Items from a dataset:
►

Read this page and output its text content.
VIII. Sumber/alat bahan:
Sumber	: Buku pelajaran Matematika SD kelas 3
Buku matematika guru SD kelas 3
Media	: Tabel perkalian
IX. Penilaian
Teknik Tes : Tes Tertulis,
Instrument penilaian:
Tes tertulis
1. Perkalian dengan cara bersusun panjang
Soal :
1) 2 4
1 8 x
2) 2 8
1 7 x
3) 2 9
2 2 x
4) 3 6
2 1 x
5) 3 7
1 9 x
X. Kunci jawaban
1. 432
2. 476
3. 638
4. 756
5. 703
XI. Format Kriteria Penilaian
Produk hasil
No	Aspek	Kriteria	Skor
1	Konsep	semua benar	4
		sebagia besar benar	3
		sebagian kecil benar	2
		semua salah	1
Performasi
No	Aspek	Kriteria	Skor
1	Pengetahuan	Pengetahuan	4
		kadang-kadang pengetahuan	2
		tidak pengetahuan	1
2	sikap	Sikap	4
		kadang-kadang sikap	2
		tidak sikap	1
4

◄

REQUIREMENT: Please give back all of the records exactly as written.

OUTPUT BELOW:
Read this page and output its text content.
VIII. Sumber/alat bahan:
Sumber	: Buku pelajaran Matematika SD kelas 3
Buku matematika guru SD kelas 3
Media	: Tabel perkalian
IX. Penilaian
Teknik Tes : Tes Tertulis,
Instrument penilaian:
Tes tertulis
1. Perkalian dengan cara bersusun panjang
Soal :
1) 2 4
1 8 x
2) 2 8
1 7 x
3) 2 9
2 2 x
4) 3 6
2 1 x
5) 3 7
1 9 x
X. Kunci jawaban
1. 432
2. 476
3. 638
4. 756
5. 703
XI. Format Kriteria Penilaian
Produk hasil
No	Aspek	Kriteria	Skor
1	Konsep	semua benar	4
		sebagia besar benar	3
		sebagian kecil benar	2
		semua salah	1
Performasi
No	Aspek	Kriteria	Skor
1	Pengetahuan	Pengetahuan	4
		kadang-kadang pengetahuan	2
		tidak pengetahuan	1
2	sikap	Sikap	4
		kadang-kadang sikap	2
		tidak sikap	1
4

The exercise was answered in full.